## [INSTRUCTIONS TO FOLLOW]
Quote each line of the material verbatim, without the pictures.

>> Start

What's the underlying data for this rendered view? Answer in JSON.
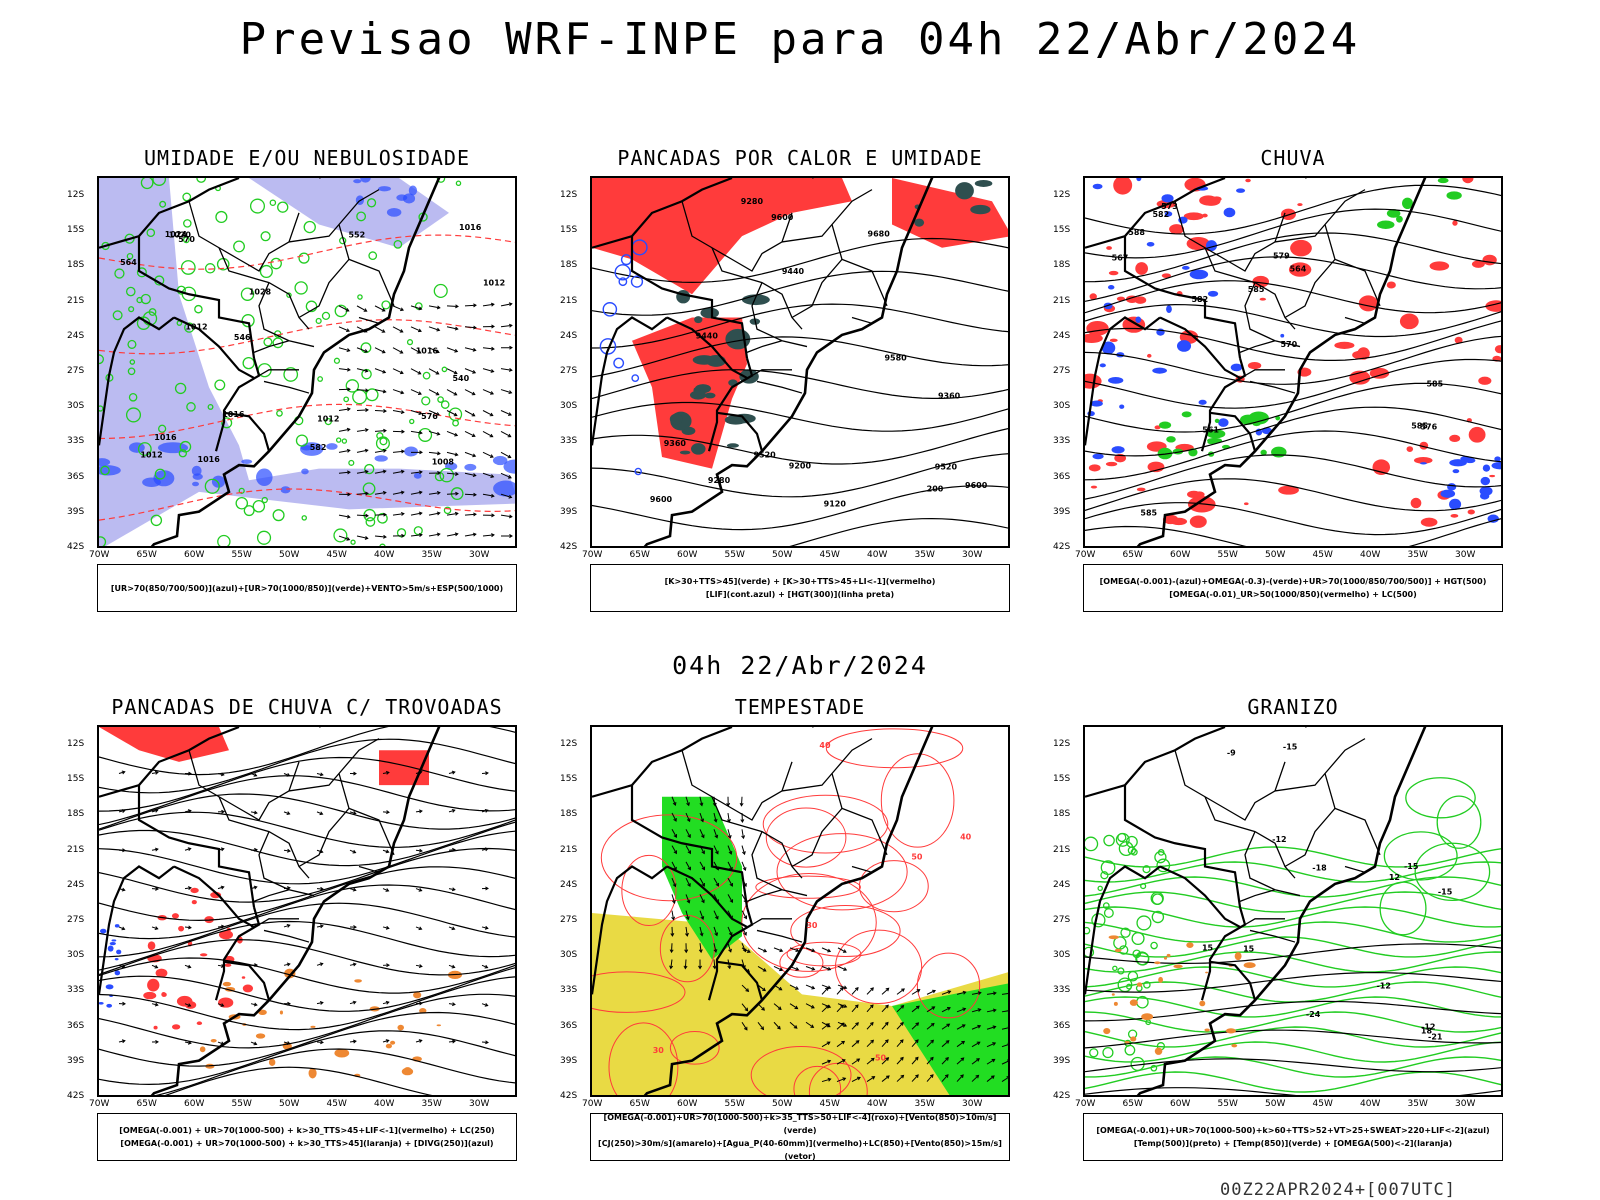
{
  "title": "Previsao WRF-INPE  para 04h 22/Abr/2024",
  "mid_date": "04h 22/Abr/2024",
  "footer": "00Z22APR2024+[007UTC]",
  "axes": {
    "lat_labels": [
      "12S",
      "15S",
      "18S",
      "21S",
      "24S",
      "27S",
      "30S",
      "33S",
      "36S",
      "39S",
      "42S"
    ],
    "lon_labels": [
      "70W",
      "65W",
      "60W",
      "55W",
      "50W",
      "45W",
      "40W",
      "35W",
      "30W"
    ]
  },
  "colors": {
    "blue": "#2a4cff",
    "lavender": "#b4b4f0",
    "green": "#22cc22",
    "red": "#ff3b3b",
    "dark_teal": "#2f4f4f",
    "orange": "#ee8833",
    "yellow": "#e8d83a",
    "bright_green": "#22dd22"
  },
  "panels": [
    {
      "id": "umidade",
      "title": "UMIDADE E/OU NEBULOSIDADE",
      "legend": [
        "[UR>70(850/700/500)](azul)+[UR>70(1000/850)](verde)+VENTO>5m/s+ESP(500/1000)"
      ],
      "contour_labels": [
        "1012",
        "1012",
        "1016",
        "1016",
        "1016",
        "1020",
        "1008",
        "1016",
        "1012",
        "1016",
        "570",
        "576",
        "564",
        "552",
        "546",
        "540",
        "582",
        "1028",
        "1024",
        "1012"
      ]
    },
    {
      "id": "pancadas_calor",
      "title": "PANCADAS POR CALOR E UMIDADE",
      "legend": [
        "[K>30+TTS>45](verde) + [K>30+TTS>45+LI<-1](vermelho)",
        "[LIF](cont.azul) + [HGT(300)](linha preta)"
      ],
      "contour_labels": [
        "9680",
        "9580",
        "9600",
        "9600",
        "9600",
        "9520",
        "9520",
        "9440",
        "9440",
        "9360",
        "9360",
        "9280",
        "9280",
        "9200",
        "9120",
        "200"
      ]
    },
    {
      "id": "chuva",
      "title": "CHUVA",
      "legend": [
        "[OMEGA(-0.001)-(azul)+OMEGA(-0.3)-(verde)+UR>70(1000/850/700/500)] + HGT(500)",
        "[OMEGA(-0.01)_UR>50(1000/850)(vermelho) + LC(500)"
      ],
      "contour_labels": [
        "585",
        "585",
        "585",
        "585",
        "582",
        "582",
        "579",
        "576",
        "573",
        "570",
        "567",
        "564",
        "561",
        "588"
      ]
    },
    {
      "id": "trovoadas",
      "title": "PANCADAS DE CHUVA C/ TROVOADAS",
      "legend": [
        "[OMEGA(-0.001) + UR>70(1000-500) + k>30_TTS>45+LIF<-1](vermelho) + LC(250)",
        "[OMEGA(-0.001) + UR>70(1000-500) + k>30_TTS>45](laranja) + [DIVG(250)](azul)"
      ]
    },
    {
      "id": "tempestade",
      "title": "TEMPESTADE",
      "legend": [
        "[OMEGA(-0.001)+UR>70(1000-500)+k>35_TTS>50+LIF<-4](roxo)+[Vento(850)>10m/s](verde)",
        "[CJ(250)>30m/s](amarelo)+[Agua_P(40-60mm)](vermelho)+LC(850)+[Vento(850)>15m/s](vetor)"
      ],
      "contour_labels": [
        "50",
        "50",
        "40",
        "40",
        "30",
        "30"
      ]
    },
    {
      "id": "granizo",
      "title": "GRANIZO",
      "legend": [
        "[OMEGA(-0.001)+UR>70(1000-500)+k>60+TTS>52+VT>25+SWEAT>220+LIF<-2](azul)",
        "[Temp(500)](preto) + [Temp(850)](verde) + [OMEGA(500)<-2](laranja)"
      ],
      "contour_labels": [
        "-9",
        "-12",
        "-12",
        "-12",
        "-15",
        "-15",
        "-15",
        "-18",
        "-21",
        "-24",
        "12",
        "15",
        "15",
        "18"
      ]
    }
  ]
}
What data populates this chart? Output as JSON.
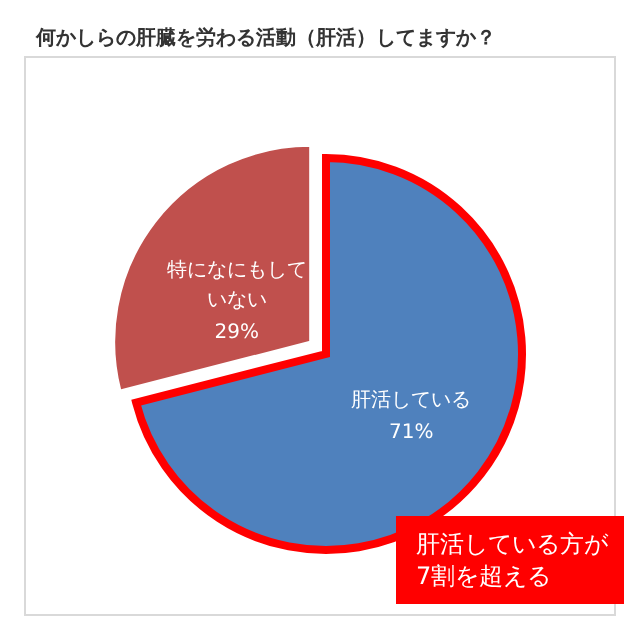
{
  "chart_data": {
    "type": "pie",
    "title": "何かしらの肝臓を労わる活動（肝活）してますか？",
    "categories": [
      "肝活している",
      "特になにもしていない"
    ],
    "values": [
      71,
      29
    ],
    "colors": [
      "#4f81bd",
      "#c0504d"
    ],
    "value_labels": [
      "71%",
      "29%"
    ],
    "annotations": [
      "肝活している方が7割を超える"
    ]
  }
}
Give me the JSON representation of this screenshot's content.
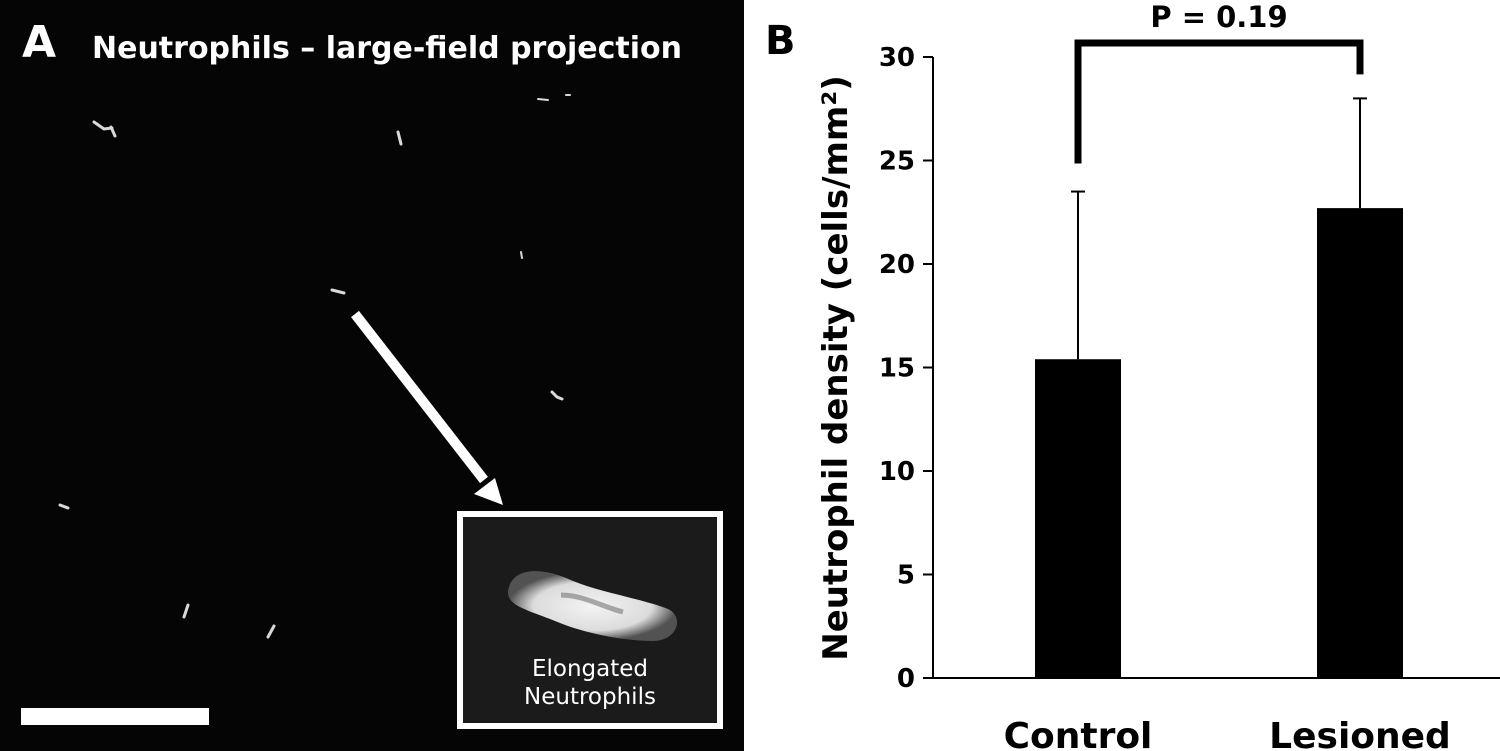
{
  "panel_a": {
    "label": "A",
    "title": "Neutrophils – large-field projection",
    "inset_text_line1": "Elongated",
    "inset_text_line2": "Neutrophils"
  },
  "panel_b": {
    "label": "B"
  },
  "chart_data": {
    "type": "bar",
    "categories": [
      "Control",
      "Lesioned"
    ],
    "values": [
      15.4,
      22.7
    ],
    "error_upper": [
      23.5,
      28.0
    ],
    "ylabel": "Neutrophil density (cells/mm²)",
    "ylim": [
      0,
      30
    ],
    "yticks": [
      0,
      5,
      10,
      15,
      20,
      25,
      30
    ],
    "grid": false,
    "bar_color": "#000000",
    "annotation": "P = 0.19"
  }
}
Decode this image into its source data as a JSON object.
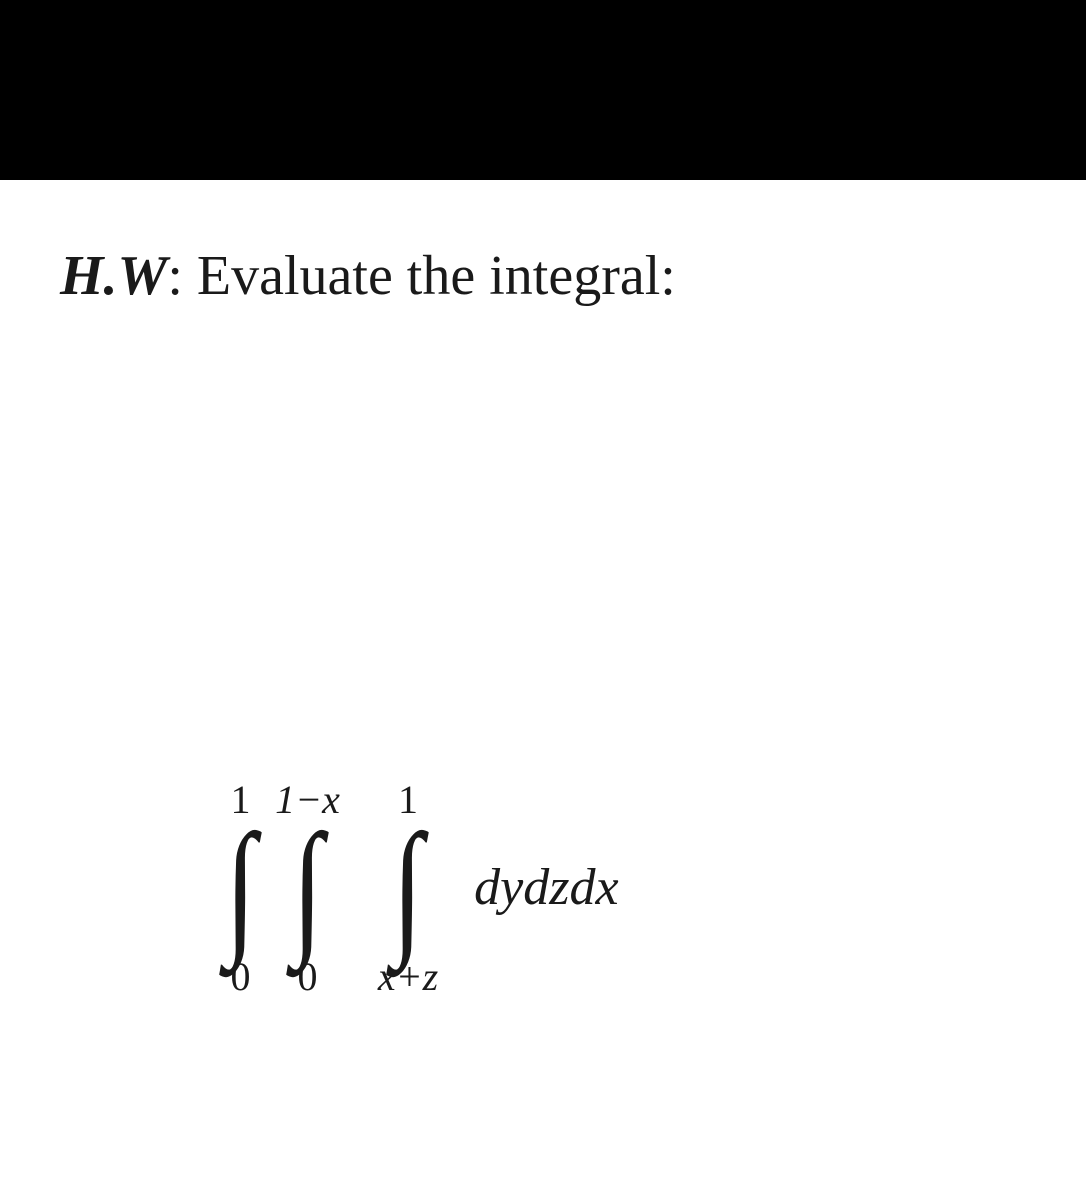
{
  "heading": {
    "hw_label": "H.W",
    "title_text": ": Evaluate the integral:"
  },
  "integral": {
    "int1": {
      "upper": "1",
      "lower": "0"
    },
    "int2": {
      "upper": "1−x",
      "lower": "0"
    },
    "int3": {
      "upper": "1",
      "lower": "x+z"
    },
    "integrand": "dydzdx"
  },
  "styling": {
    "background_color": "#ffffff",
    "text_color": "#1a1a1a",
    "black_bar_color": "#000000",
    "heading_fontsize": 56,
    "limit_fontsize": 40,
    "integral_sign_fontsize": 150,
    "integrand_fontsize": 52,
    "font_family": "Times New Roman"
  }
}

>> End

## [COMPLETE OUTPUT]
What's the underlying data for this rendered view? Answer in JSON.
{
  "title": "Previsao WRF-INPE  para 04h 22/Abr/2024",
  "mid_date": "04h 22/Abr/2024",
  "footer": "00Z22APR2024+[007UTC]",
  "axes": {
    "lat_labels": [
      "12S",
      "15S",
      "18S",
      "21S",
      "24S",
      "27S",
      "30S",
      "33S",
      "36S",
      "39S",
      "42S"
    ],
    "lon_labels": [
      "70W",
      "65W",
      "60W",
      "55W",
      "50W",
      "45W",
      "40W",
      "35W",
      "30W"
    ]
  },
  "colors": {
    "blue": "#2a4cff",
    "lavender": "#b4b4f0",
    "green": "#22cc22",
    "red": "#ff3b3b",
    "dark_teal": "#2f4f4f",
    "orange": "#ee8833",
    "yellow": "#e8d83a",
    "bright_green": "#22dd22"
  },
  "panels": [
    {
      "id": "umidade",
      "title": "UMIDADE E/OU NEBULOSIDADE",
      "legend": [
        "[UR>70(850/700/500)](azul)+[UR>70(1000/850)](verde)+VENTO>5m/s+ESP(500/1000)"
      ],
      "contour_labels": [
        "1012",
        "1012",
        "1016",
        "1016",
        "1016",
        "1020",
        "1008",
        "1016",
        "1012",
        "1016",
        "570",
        "576",
        "564",
        "552",
        "546",
        "540",
        "582",
        "1028",
        "1024",
        "1012"
      ]
    },
    {
      "id": "pancadas_calor",
      "title": "PANCADAS POR CALOR E UMIDADE",
      "legend": [
        "[K>30+TTS>45](verde) + [K>30+TTS>45+LI<-1](vermelho)",
        "[LIF](cont.azul) + [HGT(300)](linha preta)"
      ],
      "contour_labels": [
        "9680",
        "9580",
        "9600",
        "9600",
        "9600",
        "9520",
        "9520",
        "9440",
        "9440",
        "9360",
        "9360",
        "9280",
        "9280",
        "9200",
        "9120",
        "200"
      ]
    },
    {
      "id": "chuva",
      "title": "CHUVA",
      "legend": [
        "[OMEGA(-0.001)-(azul)+OMEGA(-0.3)-(verde)+UR>70(1000/850/700/500)] + HGT(500)",
        "[OMEGA(-0.01)_UR>50(1000/850)(vermelho) + LC(500)"
      ],
      "contour_labels": [
        "585",
        "585",
        "585",
        "585",
        "582",
        "582",
        "579",
        "576",
        "573",
        "570",
        "567",
        "564",
        "561",
        "588"
      ]
    },
    {
      "id": "trovoadas",
      "title": "PANCADAS DE CHUVA C/ TROVOADAS",
      "legend": [
        "[OMEGA(-0.001) + UR>70(1000-500) + k>30_TTS>45+LIF<-1](vermelho) + LC(250)",
        "[OMEGA(-0.001) + UR>70(1000-500) + k>30_TTS>45](laranja) + [DIVG(250)](azul)"
      ]
    },
    {
      "id": "tempestade",
      "title": "TEMPESTADE",
      "legend": [
        "[OMEGA(-0.001)+UR>70(1000-500)+k>35_TTS>50+LIF<-4](roxo)+[Vento(850)>10m/s](verde)",
        "[CJ(250)>30m/s](amarelo)+[Agua_P(40-60mm)](vermelho)+LC(850)+[Vento(850)>15m/s](vetor)"
      ],
      "contour_labels": [
        "50",
        "50",
        "40",
        "40",
        "30",
        "30"
      ]
    },
    {
      "id": "granizo",
      "title": "GRANIZO",
      "legend": [
        "[OMEGA(-0.001)+UR>70(1000-500)+k>60+TTS>52+VT>25+SWEAT>220+LIF<-2](azul)",
        "[Temp(500)](preto) + [Temp(850)](verde) + [OMEGA(500)<-2](laranja)"
      ],
      "contour_labels": [
        "-9",
        "-12",
        "-12",
        "-12",
        "-15",
        "-15",
        "-15",
        "-18",
        "-21",
        "-24",
        "12",
        "15",
        "15",
        "18"
      ]
    }
  ]
}
What data populates this chart? Output as JSON.
{
  "chart_data": {
    "type": "pie",
    "title": "何かしらの肝臓を労わる活動（肝活）してますか？",
    "categories": [
      "肝活している",
      "特になにもしていない"
    ],
    "values": [
      71,
      29
    ],
    "colors": [
      "#4f81bd",
      "#c0504d"
    ],
    "value_labels": [
      "71%",
      "29%"
    ],
    "annotations": [
      "肝活している方が7割を超える"
    ]
  }
}
Give me the JSON representation of this screenshot's content.
{
  "panel_a": {
    "label": "A",
    "title": "Neutrophils – large-field projection",
    "inset_text_line1": "Elongated",
    "inset_text_line2": "Neutrophils"
  },
  "panel_b": {
    "label": "B"
  },
  "chart_data": {
    "type": "bar",
    "categories": [
      "Control",
      "Lesioned"
    ],
    "values": [
      15.4,
      22.7
    ],
    "error_upper": [
      23.5,
      28.0
    ],
    "ylabel": "Neutrophil density (cells/mm²)",
    "ylim": [
      0,
      30
    ],
    "yticks": [
      0,
      5,
      10,
      15,
      20,
      25,
      30
    ],
    "grid": false,
    "bar_color": "#000000",
    "annotation": "P = 0.19"
  }
}
Decode this image into its source data as a JSON object.
{
  "heading": {
    "hw_label": "H.W",
    "title_text": ": Evaluate the integral:"
  },
  "integral": {
    "int1": {
      "upper": "1",
      "lower": "0"
    },
    "int2": {
      "upper": "1−x",
      "lower": "0"
    },
    "int3": {
      "upper": "1",
      "lower": "x+z"
    },
    "integrand": "dydzdx"
  },
  "styling": {
    "background_color": "#ffffff",
    "text_color": "#1a1a1a",
    "black_bar_color": "#000000",
    "heading_fontsize": 56,
    "limit_fontsize": 40,
    "integral_sign_fontsize": 150,
    "integrand_fontsize": 52,
    "font_family": "Times New Roman"
  }
}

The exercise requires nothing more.